== AIM OF THE TASK ==
Reproduce the listing word for word. Skip any image.

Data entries
========

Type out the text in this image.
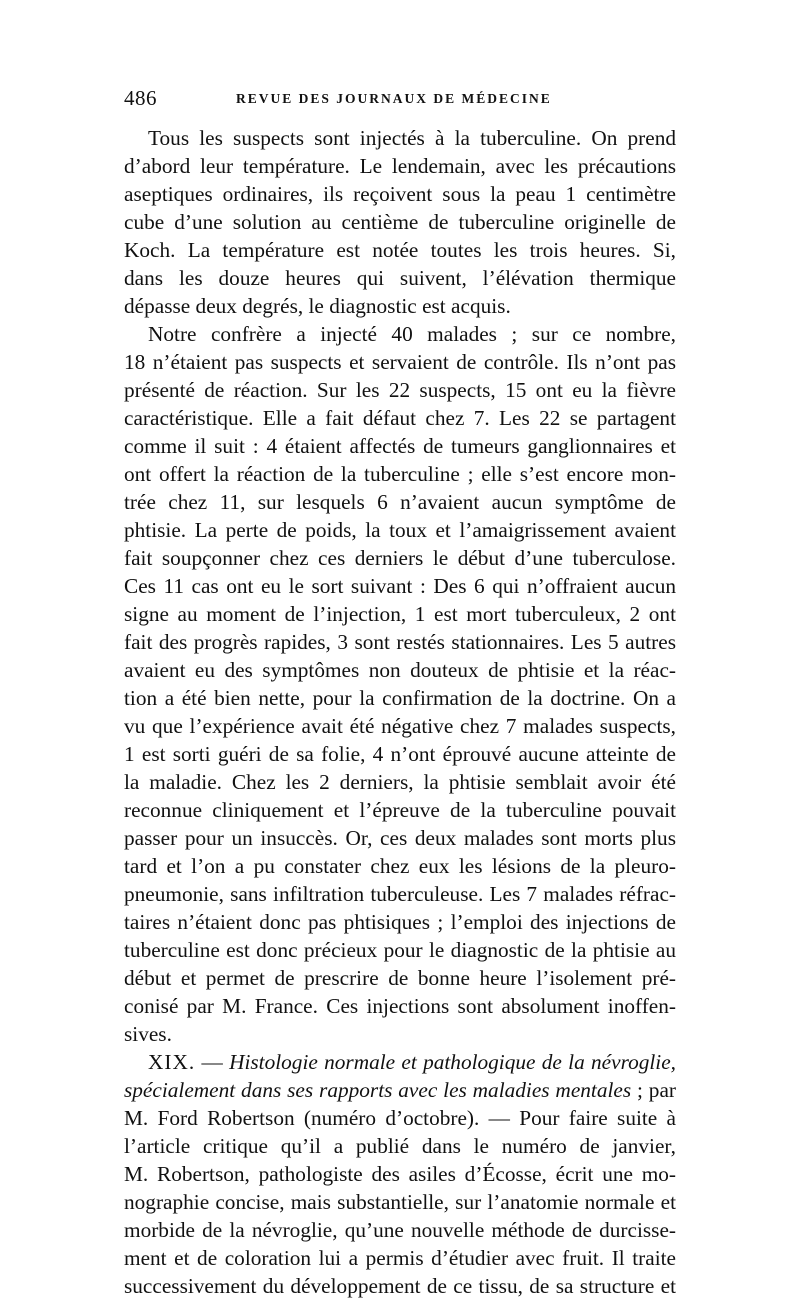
486	REVUE DES JOURNAUX DE MÉDECINE
Tous les suspects sont injectés à la tuberculine. On prend
d’abord leur température. Le lendemain, avec les précautions
aseptiques ordinaires, ils reçoivent sous la peau 1 centimètre
cube d’une solution au centième de tuberculine originelle de
Koch. La température est notée toutes les trois heures. Si,
dans les douze heures qui suivent, l’élévation thermique
dépasse deux degrés, le diagnostic est acquis.
Notre confrère a injecté 40 malades ; sur ce nombre,
18 n’étaient pas suspects et servaient de contrôle. Ils n’ont pas
présenté de réaction. Sur les 22 suspects, 15 ont eu la fièvre
caractéristique. Elle a fait défaut chez 7. Les 22 se partagent
comme il suit : 4 étaient affectés de tumeurs ganglionnaires et
ont offert la réaction de la tuberculine ; elle s’est encore mon-
trée chez 11, sur lesquels 6 n’avaient aucun symptôme de
phtisie. La perte de poids, la toux et l’amaigrissement avaient
fait soupçonner chez ces derniers le début d’une tuberculose.
Ces 11 cas ont eu le sort suivant : Des 6 qui n’offraient aucun
signe au moment de l’injection, 1 est mort tuberculeux, 2 ont
fait des progrès rapides, 3 sont restés stationnaires. Les 5 autres
avaient eu des symptômes non douteux de phtisie et la réac-
tion a été bien nette, pour la confirmation de la doctrine. On a
vu que l’expérience avait été négative chez 7 malades suspects,
1 est sorti guéri de sa folie, 4 n’ont éprouvé aucune atteinte de
la maladie. Chez les 2 derniers, la phtisie semblait avoir été
reconnue cliniquement et l’épreuve de la tuberculine pouvait
passer pour un insuccès. Or, ces deux malades sont morts plus
tard et l’on a pu constater chez eux les lésions de la pleuro-
pneumonie, sans infiltration tuberculeuse. Les 7 malades réfrac-
taires n’étaient donc pas phtisiques ; l’emploi des injections de
tuberculine est donc précieux pour le diagnostic de la phtisie au
début et permet de prescrire de bonne heure l’isolement pré-
conisé par M. France. Ces injections sont absolument inoffen-
sives.
XIX. — Histologie normale et pathologique de la névroglie,
spécialement dans ses rapports avec les maladies mentales ; par
M. Ford Robertson (numéro d’octobre). — Pour faire suite à
l’article critique qu’il a publié dans le numéro de janvier,
M. Robertson, pathologiste des asiles d’Écosse, écrit une mo-
nographie concise, mais substantielle, sur l’anatomie normale et
morbide de la névroglie, qu’une nouvelle méthode de durcisse-
ment et de coloration lui a permis d’étudier avec fruit. Il traite
successivement du développement de ce tissu, de sa structure et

========

== RESPONSE TO THE EXERCISE ==
Type out the text in this image.
486	REVUE DES JOURNAUX DE MÉDECINE
Tous les suspects sont injectés à la tuberculine. On prend
d’abord leur température. Le lendemain, avec les précautions
aseptiques ordinaires, ils reçoivent sous la peau 1 centimètre
cube d’une solution au centième de tuberculine originelle de
Koch. La température est notée toutes les trois heures. Si,
dans les douze heures qui suivent, l’élévation thermique
dépasse deux degrés, le diagnostic est acquis.
Notre confrère a injecté 40 malades ; sur ce nombre,
18 n’étaient pas suspects et servaient de contrôle. Ils n’ont pas
présenté de réaction. Sur les 22 suspects, 15 ont eu la fièvre
caractéristique. Elle a fait défaut chez 7. Les 22 se partagent
comme il suit : 4 étaient affectés de tumeurs ganglionnaires et
ont offert la réaction de la tuberculine ; elle s’est encore mon-
trée chez 11, sur lesquels 6 n’avaient aucun symptôme de
phtisie. La perte de poids, la toux et l’amaigrissement avaient
fait soupçonner chez ces derniers le début d’une tuberculose.
Ces 11 cas ont eu le sort suivant : Des 6 qui n’offraient aucun
signe au moment de l’injection, 1 est mort tuberculeux, 2 ont
fait des progrès rapides, 3 sont restés stationnaires. Les 5 autres
avaient eu des symptômes non douteux de phtisie et la réac-
tion a été bien nette, pour la confirmation de la doctrine. On a
vu que l’expérience avait été négative chez 7 malades suspects,
1 est sorti guéri de sa folie, 4 n’ont éprouvé aucune atteinte de
la maladie. Chez les 2 derniers, la phtisie semblait avoir été
reconnue cliniquement et l’épreuve de la tuberculine pouvait
passer pour un insuccès. Or, ces deux malades sont morts plus
tard et l’on a pu constater chez eux les lésions de la pleuro-
pneumonie, sans infiltration tuberculeuse. Les 7 malades réfrac-
taires n’étaient donc pas phtisiques ; l’emploi des injections de
tuberculine est donc précieux pour le diagnostic de la phtisie au
début et permet de prescrire de bonne heure l’isolement pré-
conisé par M. France. Ces injections sont absolument inoffen-
sives.
XIX. — Histologie normale et pathologique de la névroglie,
spécialement dans ses rapports avec les maladies mentales ; par
M. Ford Robertson (numéro d’octobre). — Pour faire suite à
l’article critique qu’il a publié dans le numéro de janvier,
M. Robertson, pathologiste des asiles d’Écosse, écrit une mo-
nographie concise, mais substantielle, sur l’anatomie normale et
morbide de la névroglie, qu’une nouvelle méthode de durcisse-
ment et de coloration lui a permis d’étudier avec fruit. Il traite
successivement du développement de ce tissu, de sa structure et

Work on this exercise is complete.